**Written task:**
Work through the material below line by line and say how many lines include the word "Usar". Only the number, please.

**Listing:**

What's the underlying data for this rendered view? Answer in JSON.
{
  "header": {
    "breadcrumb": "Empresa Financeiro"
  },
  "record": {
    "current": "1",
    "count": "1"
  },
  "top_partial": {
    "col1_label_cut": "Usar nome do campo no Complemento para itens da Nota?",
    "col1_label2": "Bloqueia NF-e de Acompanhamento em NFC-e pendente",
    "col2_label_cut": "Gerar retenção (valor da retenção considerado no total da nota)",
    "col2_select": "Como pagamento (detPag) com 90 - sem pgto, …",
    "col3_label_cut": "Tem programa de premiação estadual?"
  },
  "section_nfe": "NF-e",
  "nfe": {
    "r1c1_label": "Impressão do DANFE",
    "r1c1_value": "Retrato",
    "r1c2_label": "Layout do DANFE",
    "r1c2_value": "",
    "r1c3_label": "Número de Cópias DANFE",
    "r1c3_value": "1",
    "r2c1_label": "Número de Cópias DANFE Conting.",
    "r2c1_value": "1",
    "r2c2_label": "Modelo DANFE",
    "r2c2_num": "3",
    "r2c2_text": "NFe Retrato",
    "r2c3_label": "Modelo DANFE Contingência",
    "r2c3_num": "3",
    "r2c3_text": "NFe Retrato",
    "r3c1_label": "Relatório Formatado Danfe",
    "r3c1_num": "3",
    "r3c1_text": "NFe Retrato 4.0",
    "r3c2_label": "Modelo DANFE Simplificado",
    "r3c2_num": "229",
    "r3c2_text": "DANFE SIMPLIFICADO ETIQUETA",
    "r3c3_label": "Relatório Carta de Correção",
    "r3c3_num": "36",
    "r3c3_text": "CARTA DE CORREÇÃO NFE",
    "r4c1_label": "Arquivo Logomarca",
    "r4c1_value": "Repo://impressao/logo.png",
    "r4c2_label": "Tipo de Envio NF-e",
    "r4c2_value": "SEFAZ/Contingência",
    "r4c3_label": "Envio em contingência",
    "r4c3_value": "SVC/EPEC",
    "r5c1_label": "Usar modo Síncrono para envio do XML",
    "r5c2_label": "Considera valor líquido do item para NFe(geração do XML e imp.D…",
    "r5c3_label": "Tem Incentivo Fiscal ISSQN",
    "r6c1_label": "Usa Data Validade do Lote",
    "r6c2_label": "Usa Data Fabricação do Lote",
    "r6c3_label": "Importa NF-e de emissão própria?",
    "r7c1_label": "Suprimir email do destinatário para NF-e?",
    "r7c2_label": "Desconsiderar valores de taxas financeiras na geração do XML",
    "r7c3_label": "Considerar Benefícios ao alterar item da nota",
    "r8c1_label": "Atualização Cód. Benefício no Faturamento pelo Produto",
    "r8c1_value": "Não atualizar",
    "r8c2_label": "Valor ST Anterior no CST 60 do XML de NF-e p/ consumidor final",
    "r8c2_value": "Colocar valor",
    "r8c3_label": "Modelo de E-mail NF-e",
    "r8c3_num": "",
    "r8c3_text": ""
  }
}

**Answer to this problem:**
2